→ **Description of the task**: Transcribe verbatim every line from the line containing "Transcribe the text in this document." to the end of the entries, including both endpoints. Output nothing beyond those lines.
++++++
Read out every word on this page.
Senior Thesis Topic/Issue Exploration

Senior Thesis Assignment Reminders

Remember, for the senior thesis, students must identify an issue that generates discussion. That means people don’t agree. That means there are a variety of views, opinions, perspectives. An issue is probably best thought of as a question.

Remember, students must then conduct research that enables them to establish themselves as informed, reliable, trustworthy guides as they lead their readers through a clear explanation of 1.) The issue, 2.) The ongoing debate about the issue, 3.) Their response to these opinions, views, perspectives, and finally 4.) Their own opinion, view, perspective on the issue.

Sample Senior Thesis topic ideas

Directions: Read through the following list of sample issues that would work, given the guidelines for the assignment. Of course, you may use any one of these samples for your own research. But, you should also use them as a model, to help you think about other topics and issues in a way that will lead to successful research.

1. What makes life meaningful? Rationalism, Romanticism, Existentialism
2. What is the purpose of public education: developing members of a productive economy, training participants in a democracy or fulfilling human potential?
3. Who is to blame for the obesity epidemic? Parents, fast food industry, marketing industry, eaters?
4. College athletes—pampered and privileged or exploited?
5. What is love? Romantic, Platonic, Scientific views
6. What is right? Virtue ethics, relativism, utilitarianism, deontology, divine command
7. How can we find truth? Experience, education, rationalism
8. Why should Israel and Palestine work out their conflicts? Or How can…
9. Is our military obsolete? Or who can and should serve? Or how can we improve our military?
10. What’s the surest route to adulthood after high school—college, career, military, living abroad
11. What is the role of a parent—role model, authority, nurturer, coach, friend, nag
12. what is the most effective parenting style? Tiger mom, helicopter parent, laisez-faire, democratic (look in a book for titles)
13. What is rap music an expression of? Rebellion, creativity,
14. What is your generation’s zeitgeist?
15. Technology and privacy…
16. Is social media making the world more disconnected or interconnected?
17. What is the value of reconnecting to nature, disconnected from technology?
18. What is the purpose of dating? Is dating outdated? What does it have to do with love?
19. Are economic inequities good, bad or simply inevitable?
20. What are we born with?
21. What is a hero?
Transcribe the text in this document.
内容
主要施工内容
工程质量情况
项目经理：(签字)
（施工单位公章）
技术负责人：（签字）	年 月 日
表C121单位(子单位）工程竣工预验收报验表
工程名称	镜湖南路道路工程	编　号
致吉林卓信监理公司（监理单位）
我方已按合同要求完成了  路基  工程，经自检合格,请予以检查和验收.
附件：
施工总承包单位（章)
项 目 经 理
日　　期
++++++
→ **Correct response**:
Transcribe the text in this document.
内容
主要施工内容
工程质量情况
项目经理：(签字)
（施工单位公章）
技术负责人：（签字）	年 月 日
表C121单位(子单位）工程竣工预验收报验表
工程名称	镜湖南路道路工程	编　号
致吉林卓信监理公司（监理单位）
我方已按合同要求完成了  路基  工程，经自检合格,请予以检查和验收.
附件：
施工总承包单位（章)
项 目 经 理
日　　期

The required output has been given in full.